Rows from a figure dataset
++++++
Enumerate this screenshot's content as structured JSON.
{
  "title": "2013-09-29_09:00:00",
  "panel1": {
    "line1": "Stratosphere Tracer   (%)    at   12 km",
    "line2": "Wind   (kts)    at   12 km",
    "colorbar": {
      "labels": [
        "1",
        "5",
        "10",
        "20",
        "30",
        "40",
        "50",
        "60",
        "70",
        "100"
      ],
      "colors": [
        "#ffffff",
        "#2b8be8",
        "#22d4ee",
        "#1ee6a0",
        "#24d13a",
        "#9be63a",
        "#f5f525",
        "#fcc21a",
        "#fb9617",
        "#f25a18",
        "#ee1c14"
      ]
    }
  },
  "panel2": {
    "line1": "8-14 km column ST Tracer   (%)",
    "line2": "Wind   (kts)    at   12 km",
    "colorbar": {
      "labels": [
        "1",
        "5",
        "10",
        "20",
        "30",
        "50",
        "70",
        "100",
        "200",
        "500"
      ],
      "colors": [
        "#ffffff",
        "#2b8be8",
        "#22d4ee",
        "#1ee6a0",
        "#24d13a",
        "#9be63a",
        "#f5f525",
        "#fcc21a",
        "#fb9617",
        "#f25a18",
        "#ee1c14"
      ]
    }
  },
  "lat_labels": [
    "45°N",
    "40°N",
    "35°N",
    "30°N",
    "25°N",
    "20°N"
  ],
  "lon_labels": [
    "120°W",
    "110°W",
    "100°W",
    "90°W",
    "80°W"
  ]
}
++++++
### SET PROBLEM
Exactly reproduce every line of the data above.

### OUTPUT OF THE EXERCISE
Enumerate this screenshot's content as structured JSON.
{
  "title": "2013-09-29_09:00:00",
  "panel1": {
    "line1": "Stratosphere Tracer   (%)    at   12 km",
    "line2": "Wind   (kts)    at   12 km",
    "colorbar": {
      "labels": [
        "1",
        "5",
        "10",
        "20",
        "30",
        "40",
        "50",
        "60",
        "70",
        "100"
      ],
      "colors": [
        "#ffffff",
        "#2b8be8",
        "#22d4ee",
        "#1ee6a0",
        "#24d13a",
        "#9be63a",
        "#f5f525",
        "#fcc21a",
        "#fb9617",
        "#f25a18",
        "#ee1c14"
      ]
    }
  },
  "panel2": {
    "line1": "8-14 km column ST Tracer   (%)",
    "line2": "Wind   (kts)    at   12 km",
    "colorbar": {
      "labels": [
        "1",
        "5",
        "10",
        "20",
        "30",
        "50",
        "70",
        "100",
        "200",
        "500"
      ],
      "colors": [
        "#ffffff",
        "#2b8be8",
        "#22d4ee",
        "#1ee6a0",
        "#24d13a",
        "#9be63a",
        "#f5f525",
        "#fcc21a",
        "#fb9617",
        "#f25a18",
        "#ee1c14"
      ]
    }
  },
  "lat_labels": [
    "45°N",
    "40°N",
    "35°N",
    "30°N",
    "25°N",
    "20°N"
  ],
  "lon_labels": [
    "120°W",
    "110°W",
    "100°W",
    "90°W",
    "80°W"
  ]
}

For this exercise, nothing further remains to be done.